= WHAT TO DO =
Word for word, repeat the entries, minus the pictures.

= TASK MATERIAL =
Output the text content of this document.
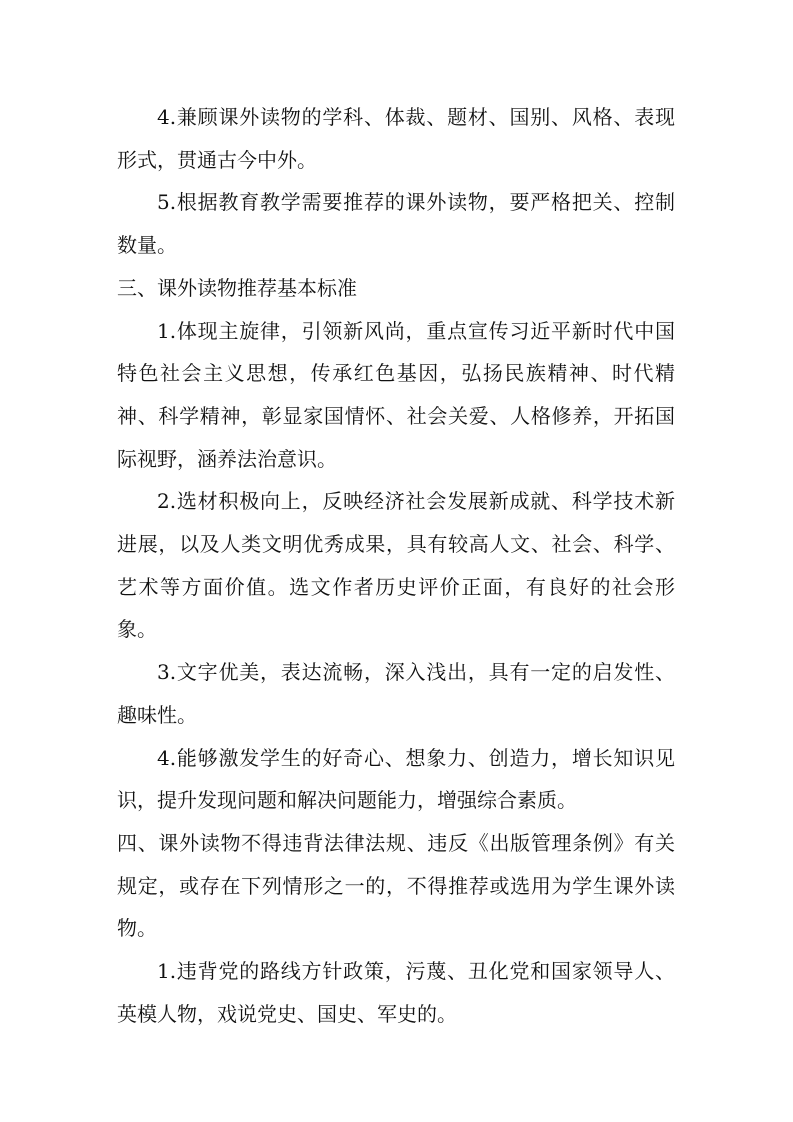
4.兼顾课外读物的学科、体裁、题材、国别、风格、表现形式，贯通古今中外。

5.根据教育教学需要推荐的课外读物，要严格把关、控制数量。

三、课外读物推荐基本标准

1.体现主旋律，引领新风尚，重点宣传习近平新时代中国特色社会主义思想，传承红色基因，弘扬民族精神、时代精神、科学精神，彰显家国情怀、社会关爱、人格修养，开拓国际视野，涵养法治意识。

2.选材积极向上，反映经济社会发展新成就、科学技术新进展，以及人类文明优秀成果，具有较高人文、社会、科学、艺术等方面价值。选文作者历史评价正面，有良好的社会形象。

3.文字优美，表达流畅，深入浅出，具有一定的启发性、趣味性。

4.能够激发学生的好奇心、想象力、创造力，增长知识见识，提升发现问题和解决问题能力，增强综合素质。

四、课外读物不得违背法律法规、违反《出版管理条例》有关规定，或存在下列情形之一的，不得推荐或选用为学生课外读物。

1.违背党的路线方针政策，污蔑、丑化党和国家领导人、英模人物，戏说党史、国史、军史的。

= SOLUTION TO THIS PROBLEM =
Output the text content of this document.
4.兼顾课外读物的学科、体裁、题材、国别、风格、表现形式，贯通古今中外。

5.根据教育教学需要推荐的课外读物，要严格把关、控制数量。

三、课外读物推荐基本标准

1.体现主旋律，引领新风尚，重点宣传习近平新时代中国特色社会主义思想，传承红色基因，弘扬民族精神、时代精神、科学精神，彰显家国情怀、社会关爱、人格修养，开拓国际视野，涵养法治意识。

2.选材积极向上，反映经济社会发展新成就、科学技术新进展，以及人类文明优秀成果，具有较高人文、社会、科学、艺术等方面价值。选文作者历史评价正面，有良好的社会形象。

3.文字优美，表达流畅，深入浅出，具有一定的启发性、趣味性。

4.能够激发学生的好奇心、想象力、创造力，增长知识见识，提升发现问题和解决问题能力，增强综合素质。

四、课外读物不得违背法律法规、违反《出版管理条例》有关规定，或存在下列情形之一的，不得推荐或选用为学生课外读物。

1.违背党的路线方针政策，污蔑、丑化党和国家领导人、英模人物，戏说党史、国史、军史的。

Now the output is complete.